• **TASK DIRECTIONS**
Copy each line of the records that contains the word "button".

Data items

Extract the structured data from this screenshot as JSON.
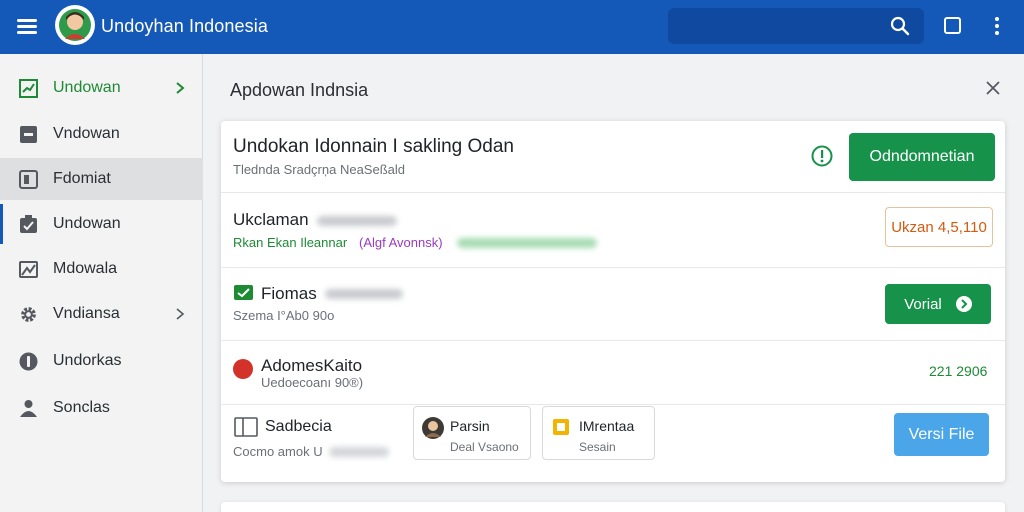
{
  "app": {
    "title": "Undoyhan Indonesia"
  },
  "sidebar": {
    "items": [
      {
        "label": "Undowan",
        "icon": "chart-icon",
        "active": true,
        "chevron": true
      },
      {
        "label": "Vndowan",
        "icon": "inbox-icon"
      },
      {
        "label": "Fdomiat",
        "icon": "document-icon",
        "selected": true
      },
      {
        "label": "Undowan",
        "icon": "clipboard-icon"
      },
      {
        "label": "Mdowala",
        "icon": "image-icon"
      },
      {
        "label": "Vndiansa",
        "icon": "gear-icon",
        "chevron": true
      },
      {
        "label": "Undorkas",
        "icon": "info-icon"
      },
      {
        "label": "Sonclas",
        "icon": "person-icon"
      }
    ]
  },
  "main": {
    "title": "Apdowan Indnsia",
    "header": {
      "title": "Undokan Idonnain I sakling Odan",
      "subtitle": "Tlednda Sradçrņa NeaSeßald",
      "button": "Odndomnetian"
    },
    "row2": {
      "title": "Ukclaman",
      "sub_part1": "Rkan Ekan Ileannar",
      "sub_part2": "(Algf Avonnsk)",
      "badge": "Ukzan 4,5,110"
    },
    "row3": {
      "title": "Fiomas",
      "subtitle": "Szema I°Ab0 90o",
      "button": "Vorial"
    },
    "row4": {
      "title": "AdomesKaito",
      "subtitle": "Uedoecoanı 90®)",
      "value": "221 2906"
    },
    "row5": {
      "title": "Sadbecia",
      "subtitle": "Cocmo amok U",
      "card1": {
        "title": "Parsin",
        "subtitle": "Deal Vsaono"
      },
      "card2": {
        "title": "IMrentaa",
        "subtitle": "Sesain"
      },
      "button": "Versi File"
    }
  },
  "colors": {
    "brand": "#1458b8",
    "accent_green": "#17924a",
    "accent_blue": "#4aa6e8",
    "warning_orange": "#d25b10",
    "alert_red": "#d3322b"
  }
}
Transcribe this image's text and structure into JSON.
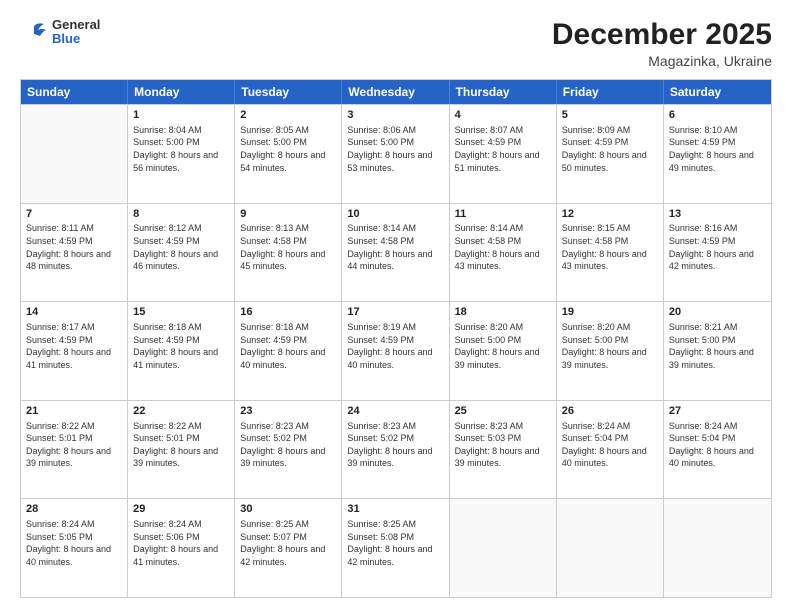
{
  "logo": {
    "general": "General",
    "blue": "Blue"
  },
  "title": "December 2025",
  "location": "Magazinka, Ukraine",
  "days_of_week": [
    "Sunday",
    "Monday",
    "Tuesday",
    "Wednesday",
    "Thursday",
    "Friday",
    "Saturday"
  ],
  "weeks": [
    [
      {
        "day": "",
        "sunrise": "",
        "sunset": "",
        "daylight": "",
        "empty": true
      },
      {
        "day": "1",
        "sunrise": "Sunrise: 8:04 AM",
        "sunset": "Sunset: 5:00 PM",
        "daylight": "Daylight: 8 hours and 56 minutes.",
        "empty": false
      },
      {
        "day": "2",
        "sunrise": "Sunrise: 8:05 AM",
        "sunset": "Sunset: 5:00 PM",
        "daylight": "Daylight: 8 hours and 54 minutes.",
        "empty": false
      },
      {
        "day": "3",
        "sunrise": "Sunrise: 8:06 AM",
        "sunset": "Sunset: 5:00 PM",
        "daylight": "Daylight: 8 hours and 53 minutes.",
        "empty": false
      },
      {
        "day": "4",
        "sunrise": "Sunrise: 8:07 AM",
        "sunset": "Sunset: 4:59 PM",
        "daylight": "Daylight: 8 hours and 51 minutes.",
        "empty": false
      },
      {
        "day": "5",
        "sunrise": "Sunrise: 8:09 AM",
        "sunset": "Sunset: 4:59 PM",
        "daylight": "Daylight: 8 hours and 50 minutes.",
        "empty": false
      },
      {
        "day": "6",
        "sunrise": "Sunrise: 8:10 AM",
        "sunset": "Sunset: 4:59 PM",
        "daylight": "Daylight: 8 hours and 49 minutes.",
        "empty": false
      }
    ],
    [
      {
        "day": "7",
        "sunrise": "Sunrise: 8:11 AM",
        "sunset": "Sunset: 4:59 PM",
        "daylight": "Daylight: 8 hours and 48 minutes.",
        "empty": false
      },
      {
        "day": "8",
        "sunrise": "Sunrise: 8:12 AM",
        "sunset": "Sunset: 4:59 PM",
        "daylight": "Daylight: 8 hours and 46 minutes.",
        "empty": false
      },
      {
        "day": "9",
        "sunrise": "Sunrise: 8:13 AM",
        "sunset": "Sunset: 4:58 PM",
        "daylight": "Daylight: 8 hours and 45 minutes.",
        "empty": false
      },
      {
        "day": "10",
        "sunrise": "Sunrise: 8:14 AM",
        "sunset": "Sunset: 4:58 PM",
        "daylight": "Daylight: 8 hours and 44 minutes.",
        "empty": false
      },
      {
        "day": "11",
        "sunrise": "Sunrise: 8:14 AM",
        "sunset": "Sunset: 4:58 PM",
        "daylight": "Daylight: 8 hours and 43 minutes.",
        "empty": false
      },
      {
        "day": "12",
        "sunrise": "Sunrise: 8:15 AM",
        "sunset": "Sunset: 4:58 PM",
        "daylight": "Daylight: 8 hours and 43 minutes.",
        "empty": false
      },
      {
        "day": "13",
        "sunrise": "Sunrise: 8:16 AM",
        "sunset": "Sunset: 4:59 PM",
        "daylight": "Daylight: 8 hours and 42 minutes.",
        "empty": false
      }
    ],
    [
      {
        "day": "14",
        "sunrise": "Sunrise: 8:17 AM",
        "sunset": "Sunset: 4:59 PM",
        "daylight": "Daylight: 8 hours and 41 minutes.",
        "empty": false
      },
      {
        "day": "15",
        "sunrise": "Sunrise: 8:18 AM",
        "sunset": "Sunset: 4:59 PM",
        "daylight": "Daylight: 8 hours and 41 minutes.",
        "empty": false
      },
      {
        "day": "16",
        "sunrise": "Sunrise: 8:18 AM",
        "sunset": "Sunset: 4:59 PM",
        "daylight": "Daylight: 8 hours and 40 minutes.",
        "empty": false
      },
      {
        "day": "17",
        "sunrise": "Sunrise: 8:19 AM",
        "sunset": "Sunset: 4:59 PM",
        "daylight": "Daylight: 8 hours and 40 minutes.",
        "empty": false
      },
      {
        "day": "18",
        "sunrise": "Sunrise: 8:20 AM",
        "sunset": "Sunset: 5:00 PM",
        "daylight": "Daylight: 8 hours and 39 minutes.",
        "empty": false
      },
      {
        "day": "19",
        "sunrise": "Sunrise: 8:20 AM",
        "sunset": "Sunset: 5:00 PM",
        "daylight": "Daylight: 8 hours and 39 minutes.",
        "empty": false
      },
      {
        "day": "20",
        "sunrise": "Sunrise: 8:21 AM",
        "sunset": "Sunset: 5:00 PM",
        "daylight": "Daylight: 8 hours and 39 minutes.",
        "empty": false
      }
    ],
    [
      {
        "day": "21",
        "sunrise": "Sunrise: 8:22 AM",
        "sunset": "Sunset: 5:01 PM",
        "daylight": "Daylight: 8 hours and 39 minutes.",
        "empty": false
      },
      {
        "day": "22",
        "sunrise": "Sunrise: 8:22 AM",
        "sunset": "Sunset: 5:01 PM",
        "daylight": "Daylight: 8 hours and 39 minutes.",
        "empty": false
      },
      {
        "day": "23",
        "sunrise": "Sunrise: 8:23 AM",
        "sunset": "Sunset: 5:02 PM",
        "daylight": "Daylight: 8 hours and 39 minutes.",
        "empty": false
      },
      {
        "day": "24",
        "sunrise": "Sunrise: 8:23 AM",
        "sunset": "Sunset: 5:02 PM",
        "daylight": "Daylight: 8 hours and 39 minutes.",
        "empty": false
      },
      {
        "day": "25",
        "sunrise": "Sunrise: 8:23 AM",
        "sunset": "Sunset: 5:03 PM",
        "daylight": "Daylight: 8 hours and 39 minutes.",
        "empty": false
      },
      {
        "day": "26",
        "sunrise": "Sunrise: 8:24 AM",
        "sunset": "Sunset: 5:04 PM",
        "daylight": "Daylight: 8 hours and 40 minutes.",
        "empty": false
      },
      {
        "day": "27",
        "sunrise": "Sunrise: 8:24 AM",
        "sunset": "Sunset: 5:04 PM",
        "daylight": "Daylight: 8 hours and 40 minutes.",
        "empty": false
      }
    ],
    [
      {
        "day": "28",
        "sunrise": "Sunrise: 8:24 AM",
        "sunset": "Sunset: 5:05 PM",
        "daylight": "Daylight: 8 hours and 40 minutes.",
        "empty": false
      },
      {
        "day": "29",
        "sunrise": "Sunrise: 8:24 AM",
        "sunset": "Sunset: 5:06 PM",
        "daylight": "Daylight: 8 hours and 41 minutes.",
        "empty": false
      },
      {
        "day": "30",
        "sunrise": "Sunrise: 8:25 AM",
        "sunset": "Sunset: 5:07 PM",
        "daylight": "Daylight: 8 hours and 42 minutes.",
        "empty": false
      },
      {
        "day": "31",
        "sunrise": "Sunrise: 8:25 AM",
        "sunset": "Sunset: 5:08 PM",
        "daylight": "Daylight: 8 hours and 42 minutes.",
        "empty": false
      },
      {
        "day": "",
        "sunrise": "",
        "sunset": "",
        "daylight": "",
        "empty": true
      },
      {
        "day": "",
        "sunrise": "",
        "sunset": "",
        "daylight": "",
        "empty": true
      },
      {
        "day": "",
        "sunrise": "",
        "sunset": "",
        "daylight": "",
        "empty": true
      }
    ]
  ]
}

• **OUTPUT OF THE EXERCISE**
      "button": "Odndomnetian"
      "button": "Vorial"
      "button": "Versi File"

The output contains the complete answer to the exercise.